» What the task requires:
Please copy out every line in the entries that includes the word "mediana".

[Document layout detection data]
==========
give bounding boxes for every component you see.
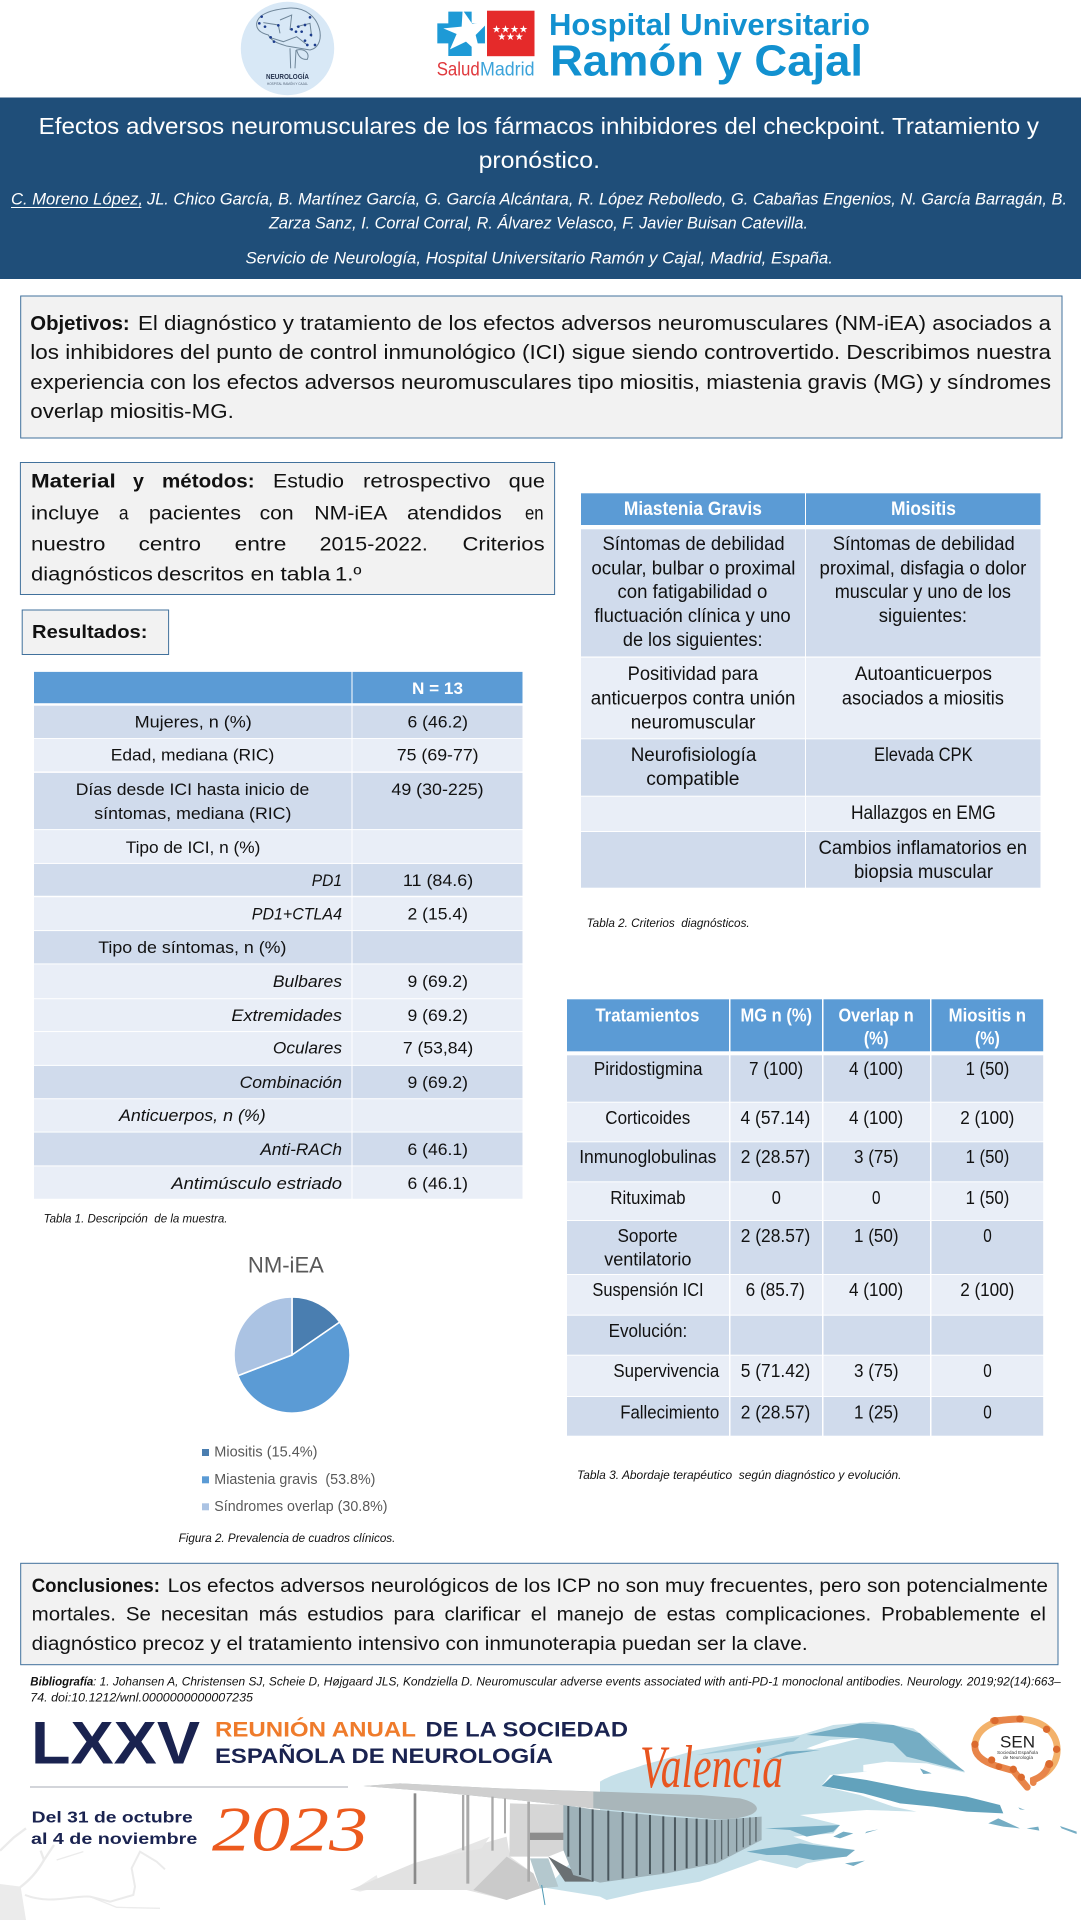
table 1: descripción de la muestra: 6 (46.1) bbox=[408, 1140, 468, 1159]
table 3: abordaje terapéutico: 3 (75) bbox=[854, 1147, 898, 1167]
table 1: descripción de la muestra: Combinación bbox=[240, 1073, 342, 1092]
table 3: abordaje terapéutico: 4 (100) bbox=[849, 1280, 903, 1300]
table 2: criterios diagnósticos: neuromuscular bbox=[631, 712, 756, 734]
pie chart: NM-iEA: NM-iEA bbox=[248, 1252, 324, 1278]
logo: SaludMadrid: Madrid bbox=[480, 60, 534, 80]
table 3: abordaje terapéutico: 2 (28.57) bbox=[741, 1402, 810, 1422]
footer banner: watercolour wash bbox=[547, 1722, 1077, 1900]
panel: objetivos: El diagnóstico y tratamiento de los efectos adversos neuromusculares (NM-iEA) asociados a bbox=[138, 313, 1052, 335]
table 1: descripción de la muestra bbox=[34, 672, 522, 1199]
caption: tabla 1: Tabla 1. Descripción de la muestra. bbox=[44, 1214, 227, 1226]
table 3: abordaje terapéutico: Fallecimiento bbox=[620, 1402, 719, 1422]
table 1: descripción de la muestra: Tipo de ICI, n (%) bbox=[126, 838, 260, 857]
panel: material y métodos: entre bbox=[235, 534, 286, 556]
panel: objetivos: los inhibidores del punto de control inmunológico (ICI) sigue siendo controvertido. Describimos nuestra bbox=[30, 342, 1052, 364]
table 2: criterios diagnósticos: Síntomas de debilidad bbox=[833, 534, 1015, 555]
pie chart: NM-iEA bbox=[202, 1252, 388, 1515]
table 3: abordaje terapéutico: Suspensión ICI bbox=[592, 1280, 704, 1300]
table 2: criterios diagnósticos: compatible bbox=[646, 769, 740, 790]
table 1: descripción de la muestra: Oculares bbox=[273, 1039, 343, 1057]
table 1: descripción de la muestra: síntomas, mediana (RIC) bbox=[94, 804, 291, 823]
table 3: abordaje terapéutico: 4 (100) bbox=[849, 1108, 903, 1128]
logo: SEN bbox=[971, 1715, 1060, 1787]
table 2: criterios diagnósticos: de los siguientes: bbox=[623, 630, 762, 651]
footer banner: title: REUNIÓN ANUAL bbox=[215, 1718, 416, 1742]
panel: material y métodos: Material bbox=[31, 472, 116, 492]
table 3: abordaje terapéutico bbox=[567, 999, 1043, 1436]
bibliography: Bibliografía bbox=[30, 1676, 94, 1688]
panel: material y métodos: NM-iEA bbox=[314, 504, 388, 524]
table 3: abordaje terapéutico: 2 (100) bbox=[960, 1280, 1014, 1300]
authors bbox=[11, 190, 1067, 232]
panel: material y métodos: retrospectivo bbox=[363, 472, 491, 492]
logo: Hospital Universitario Ramón y Cajal: Hospital Universitario bbox=[549, 7, 870, 42]
table 3: abordaje terapéutico: 1 (50) bbox=[966, 1188, 1009, 1208]
table 1: descripción de la muestra: Antimúsculo estriado bbox=[170, 1174, 342, 1193]
footer banner: dates bbox=[30, 1787, 368, 1864]
table 3: abordaje terapéutico: Corticoides bbox=[605, 1108, 690, 1128]
table 3: abordaje terapéutico: 2 (28.57) bbox=[741, 1226, 810, 1246]
logo: SaludMadrid: ★★★★ bbox=[492, 24, 528, 36]
panel: material y métodos: con bbox=[260, 504, 294, 524]
table 1: descripción de la muestra: Días desde ICI hasta inicio de bbox=[76, 780, 309, 799]
footer banner: building illustration bbox=[350, 1783, 762, 1905]
table 3: abordaje terapéutico: 0 bbox=[872, 1188, 880, 1208]
heading: resultados bbox=[22, 610, 169, 654]
panel: conclusiones: mortales. Se necesitan más estudios para clarificar el manejo de estas complicaciones. Probablemente el bbox=[32, 1604, 1046, 1626]
table 1: descripción de la muestra: Edad, mediana (RIC) bbox=[111, 745, 274, 764]
logo: neurología brain bbox=[241, 2, 334, 95]
logo: SaludMadrid: ★★★ bbox=[498, 32, 524, 43]
panel: objetivos: overlap miositis-MG. bbox=[30, 401, 234, 423]
table 2: criterios diagnósticos: Cambios inflamatorios en bbox=[818, 838, 1027, 859]
footer banner: title bbox=[31, 1710, 628, 1776]
panel: material y métodos: incluye bbox=[31, 504, 99, 524]
title: pronóstico. bbox=[479, 147, 600, 173]
table 2: criterios diagnósticos: fluctuación clínica y uno bbox=[594, 606, 791, 627]
authors: Zarza Sanz, I. Corral Corral, R. Álvarez Velasco, F. Javier Buisan Catevilla. bbox=[268, 214, 808, 232]
table 1: descripción de la muestra: Extremidades bbox=[231, 1006, 343, 1025]
logo: neurología brain: NEUROLOGÍA bbox=[266, 72, 309, 81]
panel: material y métodos: Estudio bbox=[273, 472, 344, 492]
footer banner: title: ESPAÑOLA DE NEUROLOGÍA bbox=[215, 1745, 553, 1768]
table 1: descripción de la muestra: Anticuerpos, n (%) bbox=[118, 1106, 266, 1125]
table 3: abordaje terapéutico: (%) bbox=[975, 1029, 1000, 1049]
table 3: abordaje terapéutico: 4 (100) bbox=[849, 1059, 903, 1079]
panel: material y métodos bbox=[20, 462, 555, 594]
table 1: descripción de la muestra: Mujeres, n (%) bbox=[135, 713, 252, 732]
table 2: criterios diagnósticos: biopsia muscular bbox=[854, 862, 994, 883]
table 3: abordaje terapéutico: Overlap n bbox=[838, 1005, 914, 1025]
table 2: criterios diagnósticos bbox=[581, 493, 1040, 888]
table 3: abordaje terapéutico: Soporte bbox=[618, 1226, 678, 1246]
table 1: descripción de la muestra: Anti-RACh bbox=[259, 1140, 342, 1159]
table 3: abordaje terapéutico: Inmunoglobulinas bbox=[579, 1147, 716, 1167]
table 1: descripción de la muestra: 6 (46.2) bbox=[408, 713, 468, 732]
table 3: abordaje terapéutico: Supervivencia bbox=[613, 1361, 720, 1381]
table 1: descripción de la muestra: Tipo de síntomas, n (%) bbox=[98, 938, 286, 957]
table 3: abordaje terapéutico: Tratamientos bbox=[595, 1005, 700, 1025]
table 3: abordaje terapéutico: ventilatorio bbox=[604, 1249, 691, 1269]
bibliography: 74. doi:10.1212/wnl.0000000000007235 bbox=[30, 1692, 254, 1704]
table 1: descripción de la muestra: 9 (69.2) bbox=[408, 1073, 468, 1092]
table 2: criterios diagnósticos: asociados a miositis bbox=[842, 688, 1004, 710]
logo: SaludMadrid: Salud bbox=[437, 60, 480, 80]
panel: material y métodos: descritos bbox=[157, 564, 244, 586]
table 2: criterios diagnósticos: Elevada CPK bbox=[874, 745, 973, 766]
table 3: abordaje terapéutico: 1 (50) bbox=[966, 1059, 1009, 1079]
table 3: abordaje terapéutico: 1 (50) bbox=[966, 1147, 1009, 1167]
legend bbox=[202, 1445, 388, 1515]
table 3: abordaje terapéutico: 3 (75) bbox=[854, 1361, 898, 1381]
table 2: criterios diagnósticos: con fatigabilidad o bbox=[618, 582, 767, 603]
caption: tabla 2: Tabla 2. Criterios diagnósticos. bbox=[587, 918, 750, 930]
panel: material y métodos: que bbox=[509, 472, 545, 492]
table 1: descripción de la muestra: 11 (84.6) bbox=[403, 871, 473, 890]
table 1: descripción de la muestra: 9 (69.2) bbox=[408, 972, 468, 991]
table 3: abordaje terapéutico: Evolución: bbox=[609, 1321, 687, 1341]
panel: conclusiones: Conclusiones: bbox=[32, 1576, 160, 1597]
panel: conclusiones: diagnóstico precoz y el tratamiento intensivo con inmunoterapia puedan ser la clave. bbox=[32, 1634, 808, 1655]
table 1: descripción de la muestra: PD1+CTLA4 bbox=[252, 905, 342, 924]
table 3: abordaje terapéutico: Rituximab bbox=[610, 1188, 686, 1208]
panel: material y métodos: atendidos bbox=[407, 504, 502, 524]
panel: material y métodos: a bbox=[119, 504, 129, 524]
title: Efectos adversos neuromusculares de los fármacos inhibidores del checkpoint. Tratamiento y bbox=[39, 113, 1039, 139]
table 3: abordaje terapéutico: (%) bbox=[864, 1029, 889, 1049]
table 3: abordaje terapéutico: 6 (85.7) bbox=[746, 1280, 805, 1300]
table 3: abordaje terapéutico: 0 bbox=[983, 1361, 992, 1381]
panel: material y métodos: en bbox=[251, 564, 274, 586]
panel: material y métodos: pacientes bbox=[149, 504, 241, 524]
table 3: abordaje terapéutico: 4 (57.14) bbox=[740, 1108, 810, 1128]
table 3: abordaje terapéutico: 2 (28.57) bbox=[741, 1147, 810, 1167]
panel: material y métodos: 2015-2022. bbox=[320, 534, 428, 556]
table 2: criterios diagnósticos: Miastenia Gravis bbox=[624, 499, 762, 520]
table 1: descripción de la muestra: 75 (69-77) bbox=[397, 745, 479, 764]
logo: Hospital Universitario Ramón y Cajal: Ramón y Cajal bbox=[550, 36, 863, 86]
table 3: abordaje terapéutico: 1 (50) bbox=[854, 1226, 898, 1246]
table 3: abordaje terapéutico: 0 bbox=[772, 1188, 781, 1208]
table 3: abordaje terapéutico: 0 bbox=[983, 1402, 992, 1422]
logo: Hospital Universitario Ramón y Cajal bbox=[549, 7, 870, 86]
table 1: descripción de la muestra: 6 (46.1) bbox=[408, 1174, 468, 1193]
table 3: abordaje terapéutico: 2 (100) bbox=[960, 1108, 1014, 1128]
table 3: abordaje terapéutico: 0 bbox=[983, 1226, 992, 1246]
legend: Síndromes overlap (30.8%) bbox=[214, 1499, 388, 1515]
panel: material y métodos: diagnósticos bbox=[31, 564, 153, 586]
panel: material y métodos: métodos: bbox=[162, 472, 255, 492]
table 2: criterios diagnósticos: muscular y uno de los bbox=[835, 582, 1011, 603]
footer banner: dates: al 4 de noviembre bbox=[31, 1831, 197, 1848]
table 3: abordaje terapéutico: MG n (%) bbox=[740, 1005, 812, 1025]
panel: material y métodos: tabla bbox=[280, 564, 331, 586]
panel: material y métodos: Criterios bbox=[462, 534, 545, 556]
table 3: abordaje terapéutico: Piridostigmina bbox=[594, 1059, 703, 1079]
table 2: criterios diagnósticos: Síntomas de debilidad bbox=[602, 534, 785, 555]
footer banner: title: DE LA SOCIEDAD bbox=[426, 1718, 628, 1742]
logo: SEN: Sociedad Española bbox=[997, 1750, 1039, 1755]
panel: objetivos: Objetivos: bbox=[30, 313, 130, 335]
table 2: criterios diagnósticos: Hallazgos en EMG bbox=[851, 803, 996, 824]
panel: material y métodos: centro bbox=[139, 534, 201, 556]
panel: material y métodos: 1.º bbox=[335, 564, 361, 586]
table 2: criterios diagnósticos: Positividad para bbox=[628, 664, 759, 685]
table 2: criterios diagnósticos: proximal, disfagia o dolor bbox=[820, 558, 1027, 580]
legend: Miositis (15.4%) bbox=[214, 1445, 318, 1461]
logo: SaludMadrid bbox=[437, 10, 534, 80]
table 3: abordaje terapéutico: 5 (71.42) bbox=[741, 1361, 810, 1381]
affiliation: Servicio de Neurología, Hospital Universitario Ramón y Cajal, Madrid, España. bbox=[246, 248, 833, 268]
legend: Miastenia gravis (53.8%) bbox=[214, 1472, 375, 1488]
title bbox=[39, 113, 1039, 173]
logo: neurología brain: HOSPITAL RAMÓN Y CAJAL bbox=[267, 81, 308, 86]
panel: material y métodos: y bbox=[133, 472, 144, 492]
bibliography bbox=[30, 1676, 1061, 1704]
caption: figura 2: Figura 2. Prevalencia de cuadros clínicos. bbox=[179, 1533, 395, 1545]
table 2: criterios diagnósticos: Miositis bbox=[891, 499, 956, 520]
table 2: criterios diagnósticos: anticuerpos contra unión bbox=[591, 688, 795, 710]
footer banner: dates: Del 31 de octubre bbox=[32, 1810, 193, 1826]
panel: material y métodos: en bbox=[525, 504, 544, 524]
table 3: abordaje terapéutico: 1 (25) bbox=[854, 1402, 898, 1422]
table 1: descripción de la muestra: 9 (69.2) bbox=[408, 1006, 468, 1025]
table 2: criterios diagnósticos: Autoanticuerpos bbox=[855, 664, 992, 685]
footer banner: dates: 2023 bbox=[212, 1794, 368, 1864]
table 2: criterios diagnósticos: Neurofisiología bbox=[631, 745, 757, 766]
authors: C. Moreno López, bbox=[11, 190, 143, 208]
table 1: descripción de la muestra: Bulbares bbox=[273, 972, 343, 991]
panel: conclusiones bbox=[21, 1563, 1058, 1665]
table 1: descripción de la muestra: 2 (15.4) bbox=[408, 905, 468, 924]
table 3: abordaje terapéutico: Miositis n bbox=[949, 1005, 1026, 1025]
panel: conclusiones: Los efectos adversos neurológicos de los ICP no son muy frecuentes, pero son potencialmente bbox=[168, 1576, 1048, 1597]
caption: tabla 3: Tabla 3. Abordaje terapéutico según diagnóstico y evolución. bbox=[577, 1470, 902, 1482]
header band bbox=[0, 98, 1081, 279]
panel: material y métodos: nuestro bbox=[31, 534, 105, 556]
footer banner: title: LXXV bbox=[31, 1710, 200, 1776]
footer banner: river map decoration bbox=[0, 1828, 380, 1920]
bibliography: : 1. Johansen A, Christensen SJ, Scheie D, Højgaard JLS, Kondziella D. Neuromuscular adverse events associated with anti-PD-1 monoclonal antibodies. Neurology. 2019;92(14):663– bbox=[93, 1676, 1061, 1688]
table 1: descripción de la muestra: 49 (30-225) bbox=[391, 780, 484, 799]
table 3: abordaje terapéutico: 7 (100) bbox=[749, 1059, 803, 1079]
logo: SEN: SEN bbox=[1000, 1732, 1035, 1752]
table 1: descripción de la muestra: PD1 bbox=[312, 871, 342, 890]
table 1: descripción de la muestra: N = 13 bbox=[412, 679, 463, 698]
table 1: descripción de la muestra: 7 (53,84) bbox=[403, 1039, 473, 1057]
table 2: criterios diagnósticos: siguientes: bbox=[879, 606, 967, 627]
logo: SEN: de Neurología bbox=[1003, 1755, 1034, 1760]
footer banner: Valencia lettering: Valencia bbox=[640, 1734, 783, 1800]
heading: resultados: Resultados: bbox=[32, 622, 148, 642]
authors: JL. Chico García, B. Martínez García, G. García Alcántara, R. López Rebolledo, G. Cabañas Engenios, N. García Barragán, B. bbox=[146, 190, 1067, 208]
table 2: criterios diagnósticos: ocular, bulbar o proximal bbox=[591, 558, 795, 580]
panel: objetivos: experiencia con los efectos adversos neuromusculares tipo miositis, miastenia gravis (MG) y síndromes bbox=[30, 372, 1051, 394]
panel: objetivos bbox=[21, 296, 1062, 438]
==========
» Exercise solution:
table 1: descripción de la muestra: síntomas, mediana (RIC) bbox=[94, 804, 291, 823]
table 1: descripción de la muestra: Edad, mediana (RIC) bbox=[111, 745, 274, 764]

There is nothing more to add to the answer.